Start ARTICLE

Given an acute scalene triangle $ABC$ inscribed in circle $(O)$. Let $H$ be its orthocenter and $M$ be the midpoint of $BC$. Let $D$ lie on the opposite rays of $HA$ so that $BC=2DM$. Let $D'$ be the reflection of $D$ through line $BC$ and $X$ be the intersection of $AO$ and $MD$. a) Show that $AM$ bisects $D'X$. b) Similarly, we define the points $E,F$ like $D$ and $Y,Z$ like $X$. Let $S$ be the intersection of tangent lines from $B,C$ with respect to $(O)$. Let $G$ be the projection of the midpoint of $AS$ to the line $AO$. Show that there exists a point with the same power to all the circles $(BEY),(CFZ),(SGO)$ and $(O)$.

End ARTICLE

SHORT PROBLEM A: Extract every line of the records below that contains the string "FORM".

Start ITEMS

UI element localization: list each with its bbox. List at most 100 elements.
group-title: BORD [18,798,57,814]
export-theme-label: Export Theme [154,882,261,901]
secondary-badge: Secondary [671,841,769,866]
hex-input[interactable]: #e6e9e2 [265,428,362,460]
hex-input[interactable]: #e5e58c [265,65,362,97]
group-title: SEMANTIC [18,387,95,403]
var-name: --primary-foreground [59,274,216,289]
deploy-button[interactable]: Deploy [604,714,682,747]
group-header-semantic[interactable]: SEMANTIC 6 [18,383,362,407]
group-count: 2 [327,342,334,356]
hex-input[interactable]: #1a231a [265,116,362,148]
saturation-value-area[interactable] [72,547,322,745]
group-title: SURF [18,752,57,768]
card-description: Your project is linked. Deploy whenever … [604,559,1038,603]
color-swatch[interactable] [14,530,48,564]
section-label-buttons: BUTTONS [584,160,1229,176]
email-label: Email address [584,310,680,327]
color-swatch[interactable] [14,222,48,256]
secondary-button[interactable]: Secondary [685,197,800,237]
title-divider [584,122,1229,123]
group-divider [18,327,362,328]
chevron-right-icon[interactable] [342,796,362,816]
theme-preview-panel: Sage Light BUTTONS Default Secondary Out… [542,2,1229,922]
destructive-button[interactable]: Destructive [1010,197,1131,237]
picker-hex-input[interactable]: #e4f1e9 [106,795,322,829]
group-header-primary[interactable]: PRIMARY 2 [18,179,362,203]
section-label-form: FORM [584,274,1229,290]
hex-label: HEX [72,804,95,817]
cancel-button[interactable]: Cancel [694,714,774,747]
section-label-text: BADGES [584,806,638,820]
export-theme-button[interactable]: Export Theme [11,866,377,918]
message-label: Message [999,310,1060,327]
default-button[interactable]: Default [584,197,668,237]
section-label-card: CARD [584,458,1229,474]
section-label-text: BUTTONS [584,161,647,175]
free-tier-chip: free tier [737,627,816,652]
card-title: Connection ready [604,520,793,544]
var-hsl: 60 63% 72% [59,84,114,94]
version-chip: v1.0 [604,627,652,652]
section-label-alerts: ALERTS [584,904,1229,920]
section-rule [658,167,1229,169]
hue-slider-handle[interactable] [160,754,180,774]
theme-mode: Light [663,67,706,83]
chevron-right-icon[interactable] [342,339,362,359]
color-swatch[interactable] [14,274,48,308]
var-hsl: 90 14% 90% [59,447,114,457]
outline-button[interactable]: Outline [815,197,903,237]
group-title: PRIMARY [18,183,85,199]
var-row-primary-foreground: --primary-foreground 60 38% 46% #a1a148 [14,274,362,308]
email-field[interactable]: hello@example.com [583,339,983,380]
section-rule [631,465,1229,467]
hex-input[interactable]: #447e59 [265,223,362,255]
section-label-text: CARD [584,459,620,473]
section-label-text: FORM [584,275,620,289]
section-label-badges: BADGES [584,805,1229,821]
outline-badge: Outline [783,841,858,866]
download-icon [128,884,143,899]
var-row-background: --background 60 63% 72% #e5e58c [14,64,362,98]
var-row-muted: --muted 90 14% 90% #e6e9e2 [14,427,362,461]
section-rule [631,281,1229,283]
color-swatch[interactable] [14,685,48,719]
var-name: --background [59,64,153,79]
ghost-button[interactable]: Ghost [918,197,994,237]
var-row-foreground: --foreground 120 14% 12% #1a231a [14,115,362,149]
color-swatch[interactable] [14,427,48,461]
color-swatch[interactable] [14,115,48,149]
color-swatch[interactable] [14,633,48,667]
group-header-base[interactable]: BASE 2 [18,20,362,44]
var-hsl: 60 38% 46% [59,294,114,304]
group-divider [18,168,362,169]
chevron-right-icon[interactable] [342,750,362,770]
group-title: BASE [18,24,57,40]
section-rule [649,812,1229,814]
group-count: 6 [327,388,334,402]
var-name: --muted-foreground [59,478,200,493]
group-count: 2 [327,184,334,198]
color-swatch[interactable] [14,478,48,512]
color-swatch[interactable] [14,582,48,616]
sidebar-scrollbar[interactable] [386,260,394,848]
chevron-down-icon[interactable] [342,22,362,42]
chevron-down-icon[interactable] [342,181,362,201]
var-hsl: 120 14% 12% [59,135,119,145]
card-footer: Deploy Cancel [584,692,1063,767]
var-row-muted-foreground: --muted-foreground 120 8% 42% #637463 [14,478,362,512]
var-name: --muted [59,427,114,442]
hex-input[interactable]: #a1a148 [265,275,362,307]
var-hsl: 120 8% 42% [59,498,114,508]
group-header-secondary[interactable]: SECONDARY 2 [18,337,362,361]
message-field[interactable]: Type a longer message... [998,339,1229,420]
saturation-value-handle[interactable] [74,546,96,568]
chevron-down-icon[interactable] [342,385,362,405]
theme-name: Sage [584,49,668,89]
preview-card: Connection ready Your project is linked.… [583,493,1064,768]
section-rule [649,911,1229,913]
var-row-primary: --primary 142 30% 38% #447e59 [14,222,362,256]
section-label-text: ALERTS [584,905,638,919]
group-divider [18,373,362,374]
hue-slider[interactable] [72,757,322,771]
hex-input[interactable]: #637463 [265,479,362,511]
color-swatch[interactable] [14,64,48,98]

End ITEMS

SHORT PROBLEM B: List every circle named in the geometry problem above.

PROBLEM SOLUTION A:
section-label-form: FORM [584,274,1229,290]
section-label-text: FORM [584,275,620,289]

PROBLEM SOLUTION B:
- $(O)$
- $(BEY)$
- $(CFZ)$
- $(SGO)$